## EXERCISE INSTRUCTIONS
In the data, extract each line that holds the string "TradingView".

## ITEMS
____

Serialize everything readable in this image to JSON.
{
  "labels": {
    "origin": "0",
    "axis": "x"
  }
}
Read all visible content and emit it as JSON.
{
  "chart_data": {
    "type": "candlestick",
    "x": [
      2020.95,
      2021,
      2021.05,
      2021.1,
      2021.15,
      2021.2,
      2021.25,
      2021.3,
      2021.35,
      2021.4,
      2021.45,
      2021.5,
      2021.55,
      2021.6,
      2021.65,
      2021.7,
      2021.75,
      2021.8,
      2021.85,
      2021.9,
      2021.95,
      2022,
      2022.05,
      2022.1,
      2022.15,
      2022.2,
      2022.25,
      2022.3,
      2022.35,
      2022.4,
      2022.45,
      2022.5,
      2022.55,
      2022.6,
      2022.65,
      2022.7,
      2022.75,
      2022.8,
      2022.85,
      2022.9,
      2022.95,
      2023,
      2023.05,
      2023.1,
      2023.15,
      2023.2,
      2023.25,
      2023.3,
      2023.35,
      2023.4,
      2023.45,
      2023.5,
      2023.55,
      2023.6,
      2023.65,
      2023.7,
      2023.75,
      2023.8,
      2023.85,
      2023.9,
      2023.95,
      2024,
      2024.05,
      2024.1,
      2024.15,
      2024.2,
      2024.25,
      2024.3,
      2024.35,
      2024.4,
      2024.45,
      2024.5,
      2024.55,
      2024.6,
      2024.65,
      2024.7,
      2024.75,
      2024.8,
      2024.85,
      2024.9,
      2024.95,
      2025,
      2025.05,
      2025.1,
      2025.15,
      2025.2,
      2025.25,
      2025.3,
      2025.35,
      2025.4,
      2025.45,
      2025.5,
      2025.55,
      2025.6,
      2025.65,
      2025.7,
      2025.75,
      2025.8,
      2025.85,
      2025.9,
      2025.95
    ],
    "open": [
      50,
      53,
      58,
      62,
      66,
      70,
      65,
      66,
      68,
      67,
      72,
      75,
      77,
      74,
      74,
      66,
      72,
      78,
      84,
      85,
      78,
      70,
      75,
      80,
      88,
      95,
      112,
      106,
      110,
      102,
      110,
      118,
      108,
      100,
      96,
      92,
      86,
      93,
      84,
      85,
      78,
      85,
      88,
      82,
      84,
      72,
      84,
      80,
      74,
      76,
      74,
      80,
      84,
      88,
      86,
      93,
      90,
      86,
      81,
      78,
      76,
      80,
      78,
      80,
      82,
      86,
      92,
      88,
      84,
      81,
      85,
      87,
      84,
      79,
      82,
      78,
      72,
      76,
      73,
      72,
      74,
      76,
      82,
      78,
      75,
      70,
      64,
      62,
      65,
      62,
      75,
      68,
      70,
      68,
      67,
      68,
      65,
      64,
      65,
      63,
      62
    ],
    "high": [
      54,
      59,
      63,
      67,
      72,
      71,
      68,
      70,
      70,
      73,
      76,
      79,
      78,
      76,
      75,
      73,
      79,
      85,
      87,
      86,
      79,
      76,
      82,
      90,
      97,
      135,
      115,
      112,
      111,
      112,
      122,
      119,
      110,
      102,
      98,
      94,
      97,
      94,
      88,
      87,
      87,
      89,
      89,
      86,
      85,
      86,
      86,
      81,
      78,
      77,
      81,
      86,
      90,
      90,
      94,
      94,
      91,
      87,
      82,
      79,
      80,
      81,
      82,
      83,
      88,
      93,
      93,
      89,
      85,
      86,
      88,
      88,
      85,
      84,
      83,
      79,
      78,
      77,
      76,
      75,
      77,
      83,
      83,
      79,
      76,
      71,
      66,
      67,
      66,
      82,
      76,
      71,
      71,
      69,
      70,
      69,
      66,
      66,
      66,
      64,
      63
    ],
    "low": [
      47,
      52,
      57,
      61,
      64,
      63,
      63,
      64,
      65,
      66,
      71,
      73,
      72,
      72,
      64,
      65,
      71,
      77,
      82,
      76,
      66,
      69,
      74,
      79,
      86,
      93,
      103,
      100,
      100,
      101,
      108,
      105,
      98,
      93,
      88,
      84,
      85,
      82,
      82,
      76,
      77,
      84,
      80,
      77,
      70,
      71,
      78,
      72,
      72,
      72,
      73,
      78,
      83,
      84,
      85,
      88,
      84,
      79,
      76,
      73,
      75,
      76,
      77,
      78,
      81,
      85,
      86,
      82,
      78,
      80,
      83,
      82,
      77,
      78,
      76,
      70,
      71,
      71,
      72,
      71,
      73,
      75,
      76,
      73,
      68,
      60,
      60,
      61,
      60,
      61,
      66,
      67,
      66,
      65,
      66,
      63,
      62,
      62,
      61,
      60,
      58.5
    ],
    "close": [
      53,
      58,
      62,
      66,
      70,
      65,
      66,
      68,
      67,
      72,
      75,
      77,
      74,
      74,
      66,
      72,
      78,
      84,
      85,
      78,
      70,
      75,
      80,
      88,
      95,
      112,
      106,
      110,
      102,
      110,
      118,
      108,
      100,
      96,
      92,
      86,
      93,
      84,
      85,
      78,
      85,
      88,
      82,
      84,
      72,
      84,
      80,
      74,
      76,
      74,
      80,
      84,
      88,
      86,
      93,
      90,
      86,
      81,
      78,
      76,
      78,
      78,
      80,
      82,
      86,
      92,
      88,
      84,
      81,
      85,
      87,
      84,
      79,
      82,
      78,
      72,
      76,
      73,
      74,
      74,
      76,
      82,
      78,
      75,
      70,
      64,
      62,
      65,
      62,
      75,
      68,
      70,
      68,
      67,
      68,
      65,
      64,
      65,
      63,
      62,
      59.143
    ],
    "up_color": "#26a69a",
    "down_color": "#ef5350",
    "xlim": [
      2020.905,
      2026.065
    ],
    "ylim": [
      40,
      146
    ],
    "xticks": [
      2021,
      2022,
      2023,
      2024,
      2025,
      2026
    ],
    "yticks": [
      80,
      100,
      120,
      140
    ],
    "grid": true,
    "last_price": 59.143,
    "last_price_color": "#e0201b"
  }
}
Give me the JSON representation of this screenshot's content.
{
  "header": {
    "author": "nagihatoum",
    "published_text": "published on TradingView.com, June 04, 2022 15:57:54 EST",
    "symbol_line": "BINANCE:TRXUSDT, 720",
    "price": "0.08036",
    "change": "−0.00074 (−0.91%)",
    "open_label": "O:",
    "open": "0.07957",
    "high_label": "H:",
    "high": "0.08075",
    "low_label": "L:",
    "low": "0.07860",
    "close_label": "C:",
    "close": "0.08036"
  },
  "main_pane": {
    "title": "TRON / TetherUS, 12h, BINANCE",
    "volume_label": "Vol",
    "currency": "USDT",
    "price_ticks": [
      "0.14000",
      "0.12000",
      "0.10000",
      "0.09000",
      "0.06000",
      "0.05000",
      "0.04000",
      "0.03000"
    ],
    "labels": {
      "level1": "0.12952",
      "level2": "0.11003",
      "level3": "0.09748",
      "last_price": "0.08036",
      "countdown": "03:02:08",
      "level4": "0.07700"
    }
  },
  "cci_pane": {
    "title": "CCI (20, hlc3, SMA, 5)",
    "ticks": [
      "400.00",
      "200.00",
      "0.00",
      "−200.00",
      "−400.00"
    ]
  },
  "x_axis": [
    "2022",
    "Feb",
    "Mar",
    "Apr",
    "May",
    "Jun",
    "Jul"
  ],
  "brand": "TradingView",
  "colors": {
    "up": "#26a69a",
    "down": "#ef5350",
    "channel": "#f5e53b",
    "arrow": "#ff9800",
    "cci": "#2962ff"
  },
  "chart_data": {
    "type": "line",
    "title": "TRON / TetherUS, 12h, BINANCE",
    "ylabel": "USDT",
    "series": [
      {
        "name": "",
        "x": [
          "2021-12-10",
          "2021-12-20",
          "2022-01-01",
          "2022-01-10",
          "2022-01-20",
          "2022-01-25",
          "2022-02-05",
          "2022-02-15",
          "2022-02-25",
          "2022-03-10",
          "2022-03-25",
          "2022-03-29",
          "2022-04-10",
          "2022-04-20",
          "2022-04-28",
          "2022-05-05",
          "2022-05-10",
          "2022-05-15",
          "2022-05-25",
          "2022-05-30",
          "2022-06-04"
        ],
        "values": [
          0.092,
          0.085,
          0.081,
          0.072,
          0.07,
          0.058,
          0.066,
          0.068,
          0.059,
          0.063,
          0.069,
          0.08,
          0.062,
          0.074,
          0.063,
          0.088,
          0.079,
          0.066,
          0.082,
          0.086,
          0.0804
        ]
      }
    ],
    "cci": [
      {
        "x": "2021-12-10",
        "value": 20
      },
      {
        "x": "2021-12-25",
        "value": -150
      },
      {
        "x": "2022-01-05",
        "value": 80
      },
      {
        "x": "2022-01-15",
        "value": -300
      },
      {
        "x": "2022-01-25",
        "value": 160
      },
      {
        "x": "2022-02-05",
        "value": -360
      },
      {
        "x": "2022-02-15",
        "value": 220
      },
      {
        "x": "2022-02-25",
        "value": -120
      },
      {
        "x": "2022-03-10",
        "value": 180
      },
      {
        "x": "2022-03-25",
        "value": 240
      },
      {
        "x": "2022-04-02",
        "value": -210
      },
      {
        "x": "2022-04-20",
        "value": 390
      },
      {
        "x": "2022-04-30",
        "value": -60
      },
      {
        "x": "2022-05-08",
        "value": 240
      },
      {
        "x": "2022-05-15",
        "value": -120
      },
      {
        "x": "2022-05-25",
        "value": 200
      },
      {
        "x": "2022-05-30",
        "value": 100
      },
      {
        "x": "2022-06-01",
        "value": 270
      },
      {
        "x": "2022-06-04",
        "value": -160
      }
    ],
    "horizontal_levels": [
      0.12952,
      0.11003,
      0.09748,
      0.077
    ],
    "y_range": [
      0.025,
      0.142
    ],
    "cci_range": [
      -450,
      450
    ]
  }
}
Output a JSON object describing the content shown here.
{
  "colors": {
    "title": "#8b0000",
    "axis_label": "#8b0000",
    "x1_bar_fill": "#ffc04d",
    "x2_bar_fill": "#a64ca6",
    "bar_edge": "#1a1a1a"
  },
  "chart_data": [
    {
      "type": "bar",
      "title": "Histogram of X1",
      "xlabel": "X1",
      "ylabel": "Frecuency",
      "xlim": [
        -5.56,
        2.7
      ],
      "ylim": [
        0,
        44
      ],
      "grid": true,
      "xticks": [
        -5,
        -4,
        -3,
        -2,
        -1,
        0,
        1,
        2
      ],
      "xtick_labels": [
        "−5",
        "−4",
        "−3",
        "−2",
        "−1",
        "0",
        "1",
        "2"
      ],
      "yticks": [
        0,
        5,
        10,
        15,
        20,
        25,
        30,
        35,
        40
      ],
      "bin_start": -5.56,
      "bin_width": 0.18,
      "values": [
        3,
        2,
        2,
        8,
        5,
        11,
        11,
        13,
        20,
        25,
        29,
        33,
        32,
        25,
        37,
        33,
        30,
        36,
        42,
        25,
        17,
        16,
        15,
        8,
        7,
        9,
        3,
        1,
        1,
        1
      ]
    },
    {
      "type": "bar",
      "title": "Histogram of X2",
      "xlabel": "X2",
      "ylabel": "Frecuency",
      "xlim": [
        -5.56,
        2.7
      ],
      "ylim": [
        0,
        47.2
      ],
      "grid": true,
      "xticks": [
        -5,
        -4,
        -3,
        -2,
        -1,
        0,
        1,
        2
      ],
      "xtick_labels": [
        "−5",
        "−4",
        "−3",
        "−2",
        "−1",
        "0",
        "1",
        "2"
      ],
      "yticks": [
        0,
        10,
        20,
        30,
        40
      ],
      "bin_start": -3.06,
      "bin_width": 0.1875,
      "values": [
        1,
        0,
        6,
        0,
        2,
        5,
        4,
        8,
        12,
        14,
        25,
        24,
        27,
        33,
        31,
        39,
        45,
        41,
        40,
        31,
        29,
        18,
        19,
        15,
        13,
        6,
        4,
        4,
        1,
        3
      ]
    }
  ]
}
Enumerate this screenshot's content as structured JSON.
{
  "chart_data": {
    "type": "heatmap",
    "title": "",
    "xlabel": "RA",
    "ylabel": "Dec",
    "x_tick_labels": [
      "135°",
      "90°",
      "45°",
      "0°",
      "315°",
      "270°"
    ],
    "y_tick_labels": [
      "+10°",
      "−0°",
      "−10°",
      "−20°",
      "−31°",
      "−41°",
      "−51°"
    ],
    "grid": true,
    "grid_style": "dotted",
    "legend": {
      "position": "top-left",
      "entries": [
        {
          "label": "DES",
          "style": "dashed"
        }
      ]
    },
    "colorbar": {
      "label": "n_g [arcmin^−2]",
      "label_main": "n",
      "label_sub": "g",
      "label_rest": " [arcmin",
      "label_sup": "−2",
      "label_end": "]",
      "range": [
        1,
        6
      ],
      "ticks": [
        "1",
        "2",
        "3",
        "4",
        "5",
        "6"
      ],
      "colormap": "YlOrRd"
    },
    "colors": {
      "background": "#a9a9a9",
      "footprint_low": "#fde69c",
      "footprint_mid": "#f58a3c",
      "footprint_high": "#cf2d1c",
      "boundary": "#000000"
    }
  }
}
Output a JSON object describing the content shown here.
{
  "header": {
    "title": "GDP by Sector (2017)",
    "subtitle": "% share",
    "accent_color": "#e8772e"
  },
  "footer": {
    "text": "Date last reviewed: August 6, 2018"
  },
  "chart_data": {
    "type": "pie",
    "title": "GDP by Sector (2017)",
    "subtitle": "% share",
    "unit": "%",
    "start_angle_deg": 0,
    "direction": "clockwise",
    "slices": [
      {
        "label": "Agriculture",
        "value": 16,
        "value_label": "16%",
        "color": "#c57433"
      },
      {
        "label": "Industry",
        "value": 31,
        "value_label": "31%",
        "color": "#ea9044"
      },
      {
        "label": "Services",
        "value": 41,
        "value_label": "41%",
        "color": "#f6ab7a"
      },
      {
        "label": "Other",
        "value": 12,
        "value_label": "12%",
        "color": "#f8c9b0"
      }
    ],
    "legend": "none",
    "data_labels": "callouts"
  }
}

____

## RESPONSE FOR THIS EXERCISE
    "published_text": "published on TradingView.com, June 04, 2022 15:57:54 EST",
  "brand": "TradingView",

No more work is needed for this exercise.